Source data
******
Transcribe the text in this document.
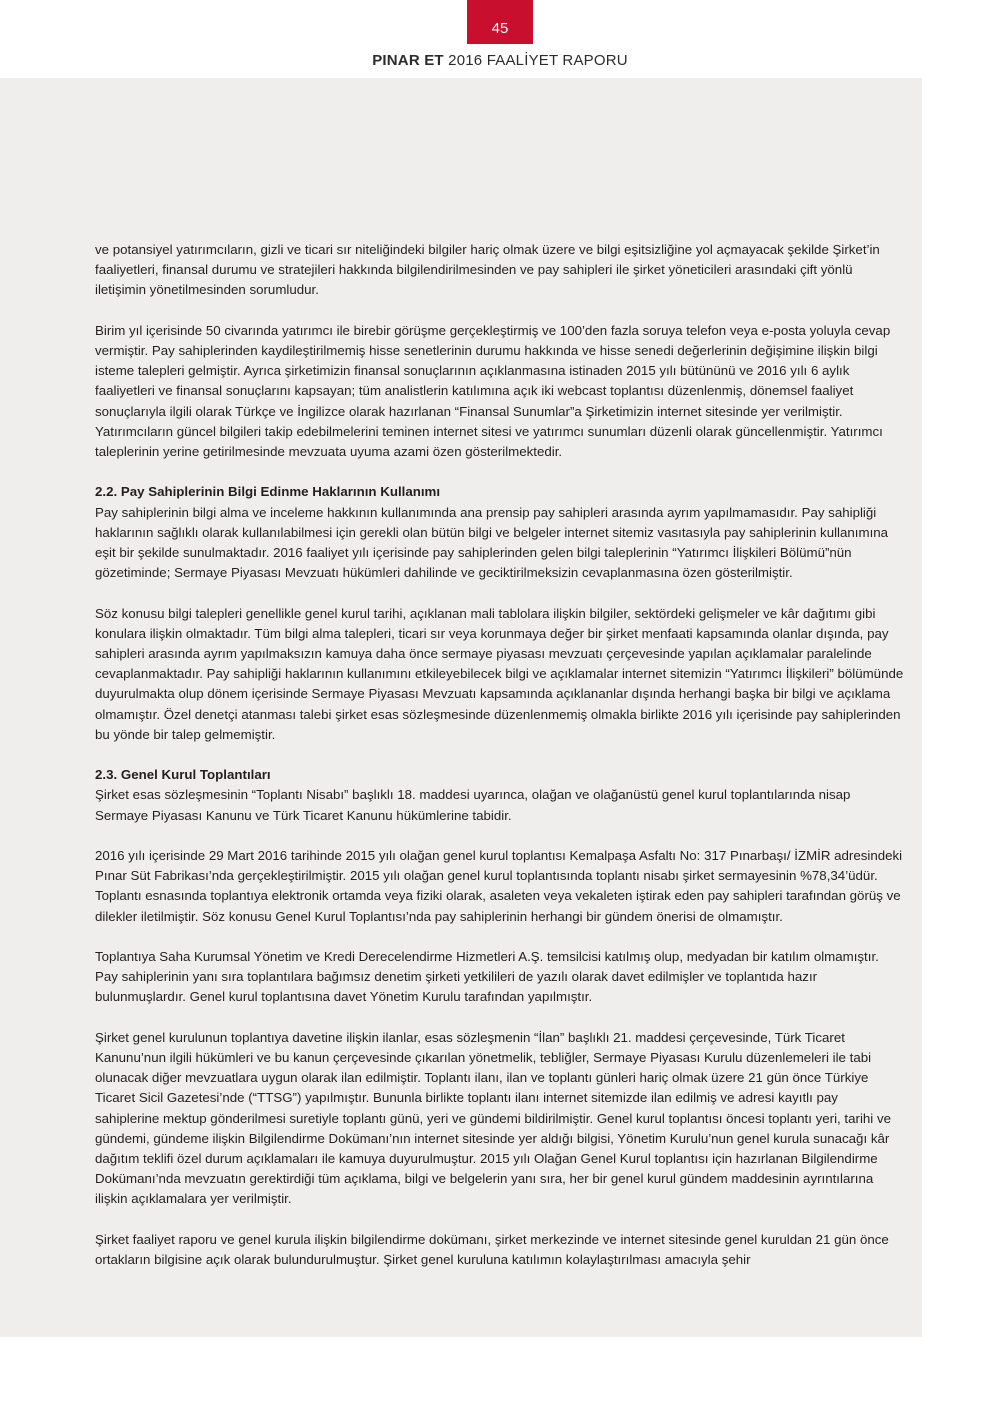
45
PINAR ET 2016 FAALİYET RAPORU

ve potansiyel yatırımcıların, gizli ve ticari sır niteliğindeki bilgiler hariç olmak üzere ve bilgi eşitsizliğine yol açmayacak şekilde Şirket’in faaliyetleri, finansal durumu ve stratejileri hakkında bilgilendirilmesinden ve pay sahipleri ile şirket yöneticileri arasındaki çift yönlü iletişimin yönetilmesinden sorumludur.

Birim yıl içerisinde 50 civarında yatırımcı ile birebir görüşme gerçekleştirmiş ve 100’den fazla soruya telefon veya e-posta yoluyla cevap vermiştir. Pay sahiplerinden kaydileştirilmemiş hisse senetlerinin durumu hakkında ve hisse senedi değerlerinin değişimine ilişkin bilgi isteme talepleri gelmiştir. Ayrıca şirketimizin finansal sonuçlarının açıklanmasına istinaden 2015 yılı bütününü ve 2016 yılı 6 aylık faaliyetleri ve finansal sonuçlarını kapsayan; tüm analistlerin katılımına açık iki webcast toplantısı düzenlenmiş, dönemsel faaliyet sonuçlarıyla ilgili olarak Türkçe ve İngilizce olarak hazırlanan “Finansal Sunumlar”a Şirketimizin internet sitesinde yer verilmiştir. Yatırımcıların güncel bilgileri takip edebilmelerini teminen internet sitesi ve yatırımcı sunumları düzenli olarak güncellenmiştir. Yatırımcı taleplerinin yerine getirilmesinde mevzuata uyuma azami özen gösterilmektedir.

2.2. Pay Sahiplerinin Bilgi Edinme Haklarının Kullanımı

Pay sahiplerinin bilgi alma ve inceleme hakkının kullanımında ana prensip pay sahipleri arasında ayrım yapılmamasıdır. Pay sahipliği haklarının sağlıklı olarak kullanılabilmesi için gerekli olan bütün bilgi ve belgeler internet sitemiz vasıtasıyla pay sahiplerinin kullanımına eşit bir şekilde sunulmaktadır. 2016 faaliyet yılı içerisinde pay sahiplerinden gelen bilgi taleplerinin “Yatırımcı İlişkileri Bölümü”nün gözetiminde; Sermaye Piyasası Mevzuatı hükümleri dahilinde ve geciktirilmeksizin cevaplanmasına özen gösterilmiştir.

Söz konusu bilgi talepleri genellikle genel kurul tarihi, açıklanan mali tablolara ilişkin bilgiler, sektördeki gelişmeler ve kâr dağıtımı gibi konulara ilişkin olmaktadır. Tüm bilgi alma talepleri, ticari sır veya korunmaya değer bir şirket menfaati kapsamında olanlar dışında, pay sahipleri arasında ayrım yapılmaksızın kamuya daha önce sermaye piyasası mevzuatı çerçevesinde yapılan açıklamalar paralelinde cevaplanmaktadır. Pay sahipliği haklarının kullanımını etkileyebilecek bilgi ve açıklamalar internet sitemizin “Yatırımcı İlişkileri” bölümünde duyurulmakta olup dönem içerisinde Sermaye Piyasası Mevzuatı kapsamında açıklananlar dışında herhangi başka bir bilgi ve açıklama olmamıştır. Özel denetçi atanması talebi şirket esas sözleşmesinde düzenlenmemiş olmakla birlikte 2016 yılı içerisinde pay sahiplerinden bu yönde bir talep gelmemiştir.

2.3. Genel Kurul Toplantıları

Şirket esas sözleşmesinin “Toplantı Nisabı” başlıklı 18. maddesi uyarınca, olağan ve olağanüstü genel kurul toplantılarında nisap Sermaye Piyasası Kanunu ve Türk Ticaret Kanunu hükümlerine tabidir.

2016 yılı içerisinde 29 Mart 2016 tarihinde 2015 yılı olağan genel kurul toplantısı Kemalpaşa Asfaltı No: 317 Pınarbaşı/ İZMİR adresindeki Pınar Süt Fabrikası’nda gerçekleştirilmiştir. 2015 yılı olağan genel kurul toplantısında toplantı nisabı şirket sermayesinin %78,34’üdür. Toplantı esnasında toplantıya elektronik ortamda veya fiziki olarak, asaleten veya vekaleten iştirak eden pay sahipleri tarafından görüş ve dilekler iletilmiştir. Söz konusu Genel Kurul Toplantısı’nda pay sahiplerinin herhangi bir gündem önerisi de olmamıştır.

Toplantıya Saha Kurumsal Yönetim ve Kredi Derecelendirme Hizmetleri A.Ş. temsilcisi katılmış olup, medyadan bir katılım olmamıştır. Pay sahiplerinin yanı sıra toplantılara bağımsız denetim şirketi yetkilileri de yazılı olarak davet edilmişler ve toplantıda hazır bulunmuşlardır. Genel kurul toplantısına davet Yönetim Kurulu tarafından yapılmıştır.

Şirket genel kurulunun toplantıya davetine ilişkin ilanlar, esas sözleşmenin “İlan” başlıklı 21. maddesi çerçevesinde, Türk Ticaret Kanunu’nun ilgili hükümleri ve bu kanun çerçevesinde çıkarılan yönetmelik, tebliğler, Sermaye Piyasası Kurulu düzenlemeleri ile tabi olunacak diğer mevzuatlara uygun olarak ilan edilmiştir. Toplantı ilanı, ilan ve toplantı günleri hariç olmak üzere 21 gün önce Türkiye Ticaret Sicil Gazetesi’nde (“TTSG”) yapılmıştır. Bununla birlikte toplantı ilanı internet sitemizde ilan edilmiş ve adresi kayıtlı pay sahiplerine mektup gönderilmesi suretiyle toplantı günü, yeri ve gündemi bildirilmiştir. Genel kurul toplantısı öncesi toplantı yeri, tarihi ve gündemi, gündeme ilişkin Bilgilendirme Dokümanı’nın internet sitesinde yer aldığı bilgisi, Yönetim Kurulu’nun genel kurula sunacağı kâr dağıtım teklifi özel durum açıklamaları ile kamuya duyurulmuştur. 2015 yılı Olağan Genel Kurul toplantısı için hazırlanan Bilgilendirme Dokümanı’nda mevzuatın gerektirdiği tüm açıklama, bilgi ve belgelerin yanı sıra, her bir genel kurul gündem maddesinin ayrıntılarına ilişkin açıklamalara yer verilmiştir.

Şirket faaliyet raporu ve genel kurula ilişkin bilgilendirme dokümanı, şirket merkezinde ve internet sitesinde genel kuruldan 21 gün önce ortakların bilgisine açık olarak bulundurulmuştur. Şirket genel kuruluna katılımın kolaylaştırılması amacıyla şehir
******
## What needs to be done
All the lines above are to be given again exactly as they read, with the pictures removed.

## Solution
Transcribe the text in this document.
45
PINAR ET 2016 FAALİYET RAPORU

ve potansiyel yatırımcıların, gizli ve ticari sır niteliğindeki bilgiler hariç olmak üzere ve bilgi eşitsizliğine yol açmayacak şekilde Şirket’in faaliyetleri, finansal durumu ve stratejileri hakkında bilgilendirilmesinden ve pay sahipleri ile şirket yöneticileri arasındaki çift yönlü iletişimin yönetilmesinden sorumludur.

Birim yıl içerisinde 50 civarında yatırımcı ile birebir görüşme gerçekleştirmiş ve 100’den fazla soruya telefon veya e-posta yoluyla cevap vermiştir. Pay sahiplerinden kaydileştirilmemiş hisse senetlerinin durumu hakkında ve hisse senedi değerlerinin değişimine ilişkin bilgi isteme talepleri gelmiştir. Ayrıca şirketimizin finansal sonuçlarının açıklanmasına istinaden 2015 yılı bütününü ve 2016 yılı 6 aylık faaliyetleri ve finansal sonuçlarını kapsayan; tüm analistlerin katılımına açık iki webcast toplantısı düzenlenmiş, dönemsel faaliyet sonuçlarıyla ilgili olarak Türkçe ve İngilizce olarak hazırlanan “Finansal Sunumlar”a Şirketimizin internet sitesinde yer verilmiştir. Yatırımcıların güncel bilgileri takip edebilmelerini teminen internet sitesi ve yatırımcı sunumları düzenli olarak güncellenmiştir. Yatırımcı taleplerinin yerine getirilmesinde mevzuata uyuma azami özen gösterilmektedir.

2.2. Pay Sahiplerinin Bilgi Edinme Haklarının Kullanımı

Pay sahiplerinin bilgi alma ve inceleme hakkının kullanımında ana prensip pay sahipleri arasında ayrım yapılmamasıdır. Pay sahipliği haklarının sağlıklı olarak kullanılabilmesi için gerekli olan bütün bilgi ve belgeler internet sitemiz vasıtasıyla pay sahiplerinin kullanımına eşit bir şekilde sunulmaktadır. 2016 faaliyet yılı içerisinde pay sahiplerinden gelen bilgi taleplerinin “Yatırımcı İlişkileri Bölümü”nün gözetiminde; Sermaye Piyasası Mevzuatı hükümleri dahilinde ve geciktirilmeksizin cevaplanmasına özen gösterilmiştir.

Söz konusu bilgi talepleri genellikle genel kurul tarihi, açıklanan mali tablolara ilişkin bilgiler, sektördeki gelişmeler ve kâr dağıtımı gibi konulara ilişkin olmaktadır. Tüm bilgi alma talepleri, ticari sır veya korunmaya değer bir şirket menfaati kapsamında olanlar dışında, pay sahipleri arasında ayrım yapılmaksızın kamuya daha önce sermaye piyasası mevzuatı çerçevesinde yapılan açıklamalar paralelinde cevaplanmaktadır. Pay sahipliği haklarının kullanımını etkileyebilecek bilgi ve açıklamalar internet sitemizin “Yatırımcı İlişkileri” bölümünde duyurulmakta olup dönem içerisinde Sermaye Piyasası Mevzuatı kapsamında açıklananlar dışında herhangi başka bir bilgi ve açıklama olmamıştır. Özel denetçi atanması talebi şirket esas sözleşmesinde düzenlenmemiş olmakla birlikte 2016 yılı içerisinde pay sahiplerinden bu yönde bir talep gelmemiştir.

2.3. Genel Kurul Toplantıları

Şirket esas sözleşmesinin “Toplantı Nisabı” başlıklı 18. maddesi uyarınca, olağan ve olağanüstü genel kurul toplantılarında nisap Sermaye Piyasası Kanunu ve Türk Ticaret Kanunu hükümlerine tabidir.

2016 yılı içerisinde 29 Mart 2016 tarihinde 2015 yılı olağan genel kurul toplantısı Kemalpaşa Asfaltı No: 317 Pınarbaşı/ İZMİR adresindeki Pınar Süt Fabrikası’nda gerçekleştirilmiştir. 2015 yılı olağan genel kurul toplantısında toplantı nisabı şirket sermayesinin %78,34’üdür. Toplantı esnasında toplantıya elektronik ortamda veya fiziki olarak, asaleten veya vekaleten iştirak eden pay sahipleri tarafından görüş ve dilekler iletilmiştir. Söz konusu Genel Kurul Toplantısı’nda pay sahiplerinin herhangi bir gündem önerisi de olmamıştır.

Toplantıya Saha Kurumsal Yönetim ve Kredi Derecelendirme Hizmetleri A.Ş. temsilcisi katılmış olup, medyadan bir katılım olmamıştır. Pay sahiplerinin yanı sıra toplantılara bağımsız denetim şirketi yetkilileri de yazılı olarak davet edilmişler ve toplantıda hazır bulunmuşlardır. Genel kurul toplantısına davet Yönetim Kurulu tarafından yapılmıştır.

Şirket genel kurulunun toplantıya davetine ilişkin ilanlar, esas sözleşmenin “İlan” başlıklı 21. maddesi çerçevesinde, Türk Ticaret Kanunu’nun ilgili hükümleri ve bu kanun çerçevesinde çıkarılan yönetmelik, tebliğler, Sermaye Piyasası Kurulu düzenlemeleri ile tabi olunacak diğer mevzuatlara uygun olarak ilan edilmiştir. Toplantı ilanı, ilan ve toplantı günleri hariç olmak üzere 21 gün önce Türkiye Ticaret Sicil Gazetesi’nde (“TTSG”) yapılmıştır. Bununla birlikte toplantı ilanı internet sitemizde ilan edilmiş ve adresi kayıtlı pay sahiplerine mektup gönderilmesi suretiyle toplantı günü, yeri ve gündemi bildirilmiştir. Genel kurul toplantısı öncesi toplantı yeri, tarihi ve gündemi, gündeme ilişkin Bilgilendirme Dokümanı’nın internet sitesinde yer aldığı bilgisi, Yönetim Kurulu’nun genel kurula sunacağı kâr dağıtım teklifi özel durum açıklamaları ile kamuya duyurulmuştur. 2015 yılı Olağan Genel Kurul toplantısı için hazırlanan Bilgilendirme Dokümanı’nda mevzuatın gerektirdiği tüm açıklama, bilgi ve belgelerin yanı sıra, her bir genel kurul gündem maddesinin ayrıntılarına ilişkin açıklamalara yer verilmiştir.

Şirket faaliyet raporu ve genel kurula ilişkin bilgilendirme dokümanı, şirket merkezinde ve internet sitesinde genel kuruldan 21 gün önce ortakların bilgisine açık olarak bulundurulmuştur. Şirket genel kuruluna katılımın kolaylaştırılması amacıyla şehir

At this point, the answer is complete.